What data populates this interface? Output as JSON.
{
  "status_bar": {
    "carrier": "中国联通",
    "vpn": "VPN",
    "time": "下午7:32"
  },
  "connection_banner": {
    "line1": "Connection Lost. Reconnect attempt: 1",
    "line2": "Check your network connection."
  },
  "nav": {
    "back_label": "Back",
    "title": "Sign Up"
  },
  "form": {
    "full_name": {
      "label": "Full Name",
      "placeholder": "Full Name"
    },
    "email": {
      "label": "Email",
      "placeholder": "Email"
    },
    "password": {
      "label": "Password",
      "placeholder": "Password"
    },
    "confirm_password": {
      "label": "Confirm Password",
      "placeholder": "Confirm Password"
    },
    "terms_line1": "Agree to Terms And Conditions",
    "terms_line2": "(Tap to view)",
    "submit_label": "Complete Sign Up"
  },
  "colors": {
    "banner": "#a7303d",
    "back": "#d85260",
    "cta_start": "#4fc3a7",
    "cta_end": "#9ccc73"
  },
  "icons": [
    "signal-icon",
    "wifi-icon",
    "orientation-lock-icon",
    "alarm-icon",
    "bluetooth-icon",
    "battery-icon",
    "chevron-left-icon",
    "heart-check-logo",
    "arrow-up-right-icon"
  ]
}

_ _ _ _ _

All the data must be duplicated exactly, with nothing added or removed.

What data populates this interface? Output as JSON.
{
  "status_bar": {
    "carrier": "中国联通",
    "vpn": "VPN",
    "time": "下午7:32"
  },
  "connection_banner": {
    "line1": "Connection Lost. Reconnect attempt: 1",
    "line2": "Check your network connection."
  },
  "nav": {
    "back_label": "Back",
    "title": "Sign Up"
  },
  "form": {
    "full_name": {
      "label": "Full Name",
      "placeholder": "Full Name"
    },
    "email": {
      "label": "Email",
      "placeholder": "Email"
    },
    "password": {
      "label": "Password",
      "placeholder": "Password"
    },
    "confirm_password": {
      "label": "Confirm Password",
      "placeholder": "Confirm Password"
    },
    "terms_line1": "Agree to Terms And Conditions",
    "terms_line2": "(Tap to view)",
    "submit_label": "Complete Sign Up"
  },
  "colors": {
    "banner": "#a7303d",
    "back": "#d85260",
    "cta_start": "#4fc3a7",
    "cta_end": "#9ccc73"
  },
  "icons": [
    "signal-icon",
    "wifi-icon",
    "orientation-lock-icon",
    "alarm-icon",
    "bluetooth-icon",
    "battery-icon",
    "chevron-left-icon",
    "heart-check-logo",
    "arrow-up-right-icon"
  ]
}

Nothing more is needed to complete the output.